→ **REQUEST**
Without including any images, reproduce each entry exactly.

Extracted data entries:
╔══
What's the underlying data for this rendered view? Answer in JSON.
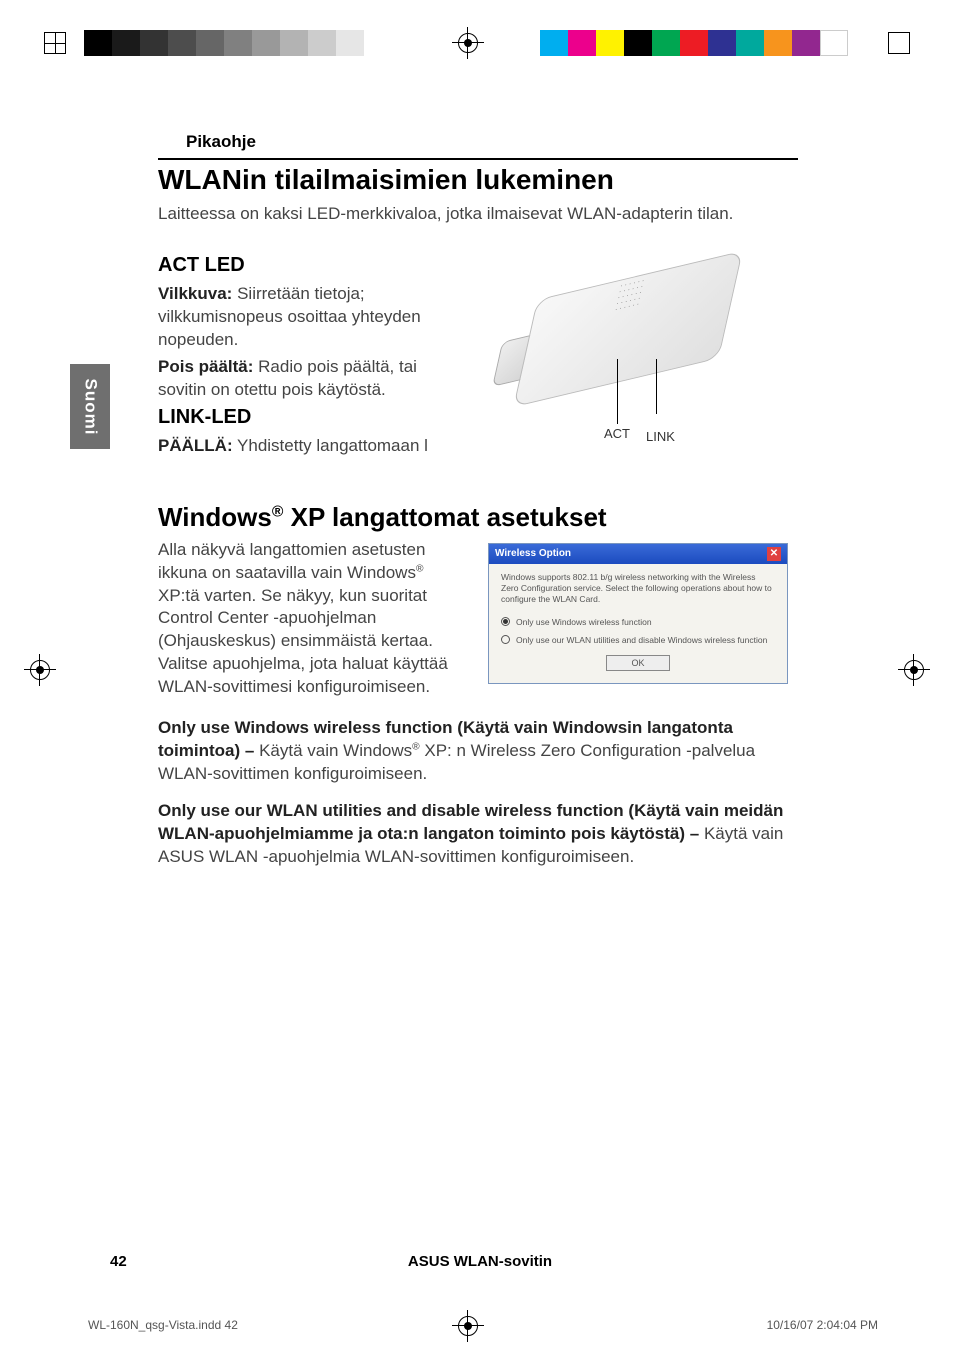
{
  "lang_tab": "Suomi",
  "header_small": "Pikaohje",
  "h1": "WLANin tilailmaisimien lukeminen",
  "intro": "Laitteessa on kaksi LED-merkkivaloa, jotka ilmaisevat WLAN-adapterin tilan.",
  "act": {
    "title": "ACT LED",
    "blink_label": "Vilkkuva:",
    "blink_text": "Siirretään tietoja; vilkkumisnopeus osoittaa yhteyden nopeuden.",
    "off_label": "Pois päältä:",
    "off_text": "Radio pois päältä, tai sovitin on otettu pois käytöstä."
  },
  "link": {
    "title": "LINK-LED",
    "on_label": "PÄÄLLÄ:",
    "on_text": "Yhdistetty langattomaan l"
  },
  "device_labels": {
    "act": "ACT",
    "link": "LINK"
  },
  "h1b_pre": "Windows",
  "h1b_sup": "®",
  "h1b_post": " XP langattomat asetukset",
  "xp_para_1": "Alla näkyvä langattomien asetusten ikkuna on saatavilla vain Windows",
  "xp_para_sup": "®",
  "xp_para_2": " XP:tä varten. Se näkyy, kun suoritat Control Center -apuohjelman (Ohjauskeskus) ensimmäistä kertaa. Valitse apuohjelma, jota haluat käyttää WLAN-sovittimesi konfiguroimiseen.",
  "dialog": {
    "title": "Wireless Option",
    "desc": "Windows supports 802.11 b/g wireless networking with the Wireless Zero Configuration service. Select the following operations about how to configure the WLAN Card.",
    "opt1": "Only use Windows wireless function",
    "opt2": "Only use our WLAN utilities and disable Windows wireless function",
    "ok": "OK"
  },
  "option1_bold": "Only use Windows wireless function (Käytä vain Windowsin langatonta toimintoa) –",
  "option1_pre": " Käytä vain Windows",
  "option1_sup": "®",
  "option1_post": " XP: n Wireless Zero Configuration -palvelua WLAN-sovittimen konfiguroimiseen.",
  "option2_bold": "Only use our WLAN utilities and disable wireless function (Käytä vain meidän WLAN-apuohjelmiamme ja ota:n langaton toiminto pois käytöstä) –",
  "option2_text": " Käytä vain ASUS WLAN -apuohjelmia WLAN-sovittimen konfiguroimiseen.",
  "footer": {
    "page": "42",
    "title": "ASUS WLAN-sovitin"
  },
  "print_meta": {
    "file": "WL-160N_qsg-Vista.indd   42",
    "stamp": "10/16/07   2:04:04 PM"
  },
  "colors": {
    "grays": [
      "#000000",
      "#1a1a1a",
      "#333333",
      "#4d4d4d",
      "#666666",
      "#808080",
      "#999999",
      "#b3b3b3",
      "#cccccc",
      "#e6e6e6"
    ],
    "hues": [
      "#00aeef",
      "#ec008c",
      "#fff200",
      "#000000",
      "#00a651",
      "#ed1c24",
      "#2e3192",
      "#00a99d",
      "#f7941d",
      "#92278f",
      "#ffffff"
    ]
  }
}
╚══
→ **FULL ANSWER**
What's the underlying data for this rendered view? Answer in JSON.
{
  "lang_tab": "Suomi",
  "header_small": "Pikaohje",
  "h1": "WLANin tilailmaisimien lukeminen",
  "intro": "Laitteessa on kaksi LED-merkkivaloa, jotka ilmaisevat WLAN-adapterin tilan.",
  "act": {
    "title": "ACT LED",
    "blink_label": "Vilkkuva:",
    "blink_text": "Siirretään tietoja; vilkkumisnopeus osoittaa yhteyden nopeuden.",
    "off_label": "Pois päältä:",
    "off_text": "Radio pois päältä, tai sovitin on otettu pois käytöstä."
  },
  "link": {
    "title": "LINK-LED",
    "on_label": "PÄÄLLÄ:",
    "on_text": "Yhdistetty langattomaan l"
  },
  "device_labels": {
    "act": "ACT",
    "link": "LINK"
  },
  "h1b_pre": "Windows",
  "h1b_sup": "®",
  "h1b_post": " XP langattomat asetukset",
  "xp_para_1": "Alla näkyvä langattomien asetusten ikkuna on saatavilla vain Windows",
  "xp_para_sup": "®",
  "xp_para_2": " XP:tä varten. Se näkyy, kun suoritat Control Center -apuohjelman (Ohjauskeskus) ensimmäistä kertaa. Valitse apuohjelma, jota haluat käyttää WLAN-sovittimesi konfiguroimiseen.",
  "dialog": {
    "title": "Wireless Option",
    "desc": "Windows supports 802.11 b/g wireless networking with the Wireless Zero Configuration service. Select the following operations about how to configure the WLAN Card.",
    "opt1": "Only use Windows wireless function",
    "opt2": "Only use our WLAN utilities and disable Windows wireless function",
    "ok": "OK"
  },
  "option1_bold": "Only use Windows wireless function (Käytä vain Windowsin langatonta toimintoa) –",
  "option1_pre": " Käytä vain Windows",
  "option1_sup": "®",
  "option1_post": " XP: n Wireless Zero Configuration -palvelua WLAN-sovittimen konfiguroimiseen.",
  "option2_bold": "Only use our WLAN utilities and disable wireless function (Käytä vain meidän WLAN-apuohjelmiamme ja ota:n langaton toiminto pois käytöstä) –",
  "option2_text": " Käytä vain ASUS WLAN -apuohjelmia WLAN-sovittimen konfiguroimiseen.",
  "footer": {
    "page": "42",
    "title": "ASUS WLAN-sovitin"
  },
  "print_meta": {
    "file": "WL-160N_qsg-Vista.indd   42",
    "stamp": "10/16/07   2:04:04 PM"
  },
  "colors": {
    "grays": [
      "#000000",
      "#1a1a1a",
      "#333333",
      "#4d4d4d",
      "#666666",
      "#808080",
      "#999999",
      "#b3b3b3",
      "#cccccc",
      "#e6e6e6"
    ],
    "hues": [
      "#00aeef",
      "#ec008c",
      "#fff200",
      "#000000",
      "#00a651",
      "#ed1c24",
      "#2e3192",
      "#00a99d",
      "#f7941d",
      "#92278f",
      "#ffffff"
    ]
  }
}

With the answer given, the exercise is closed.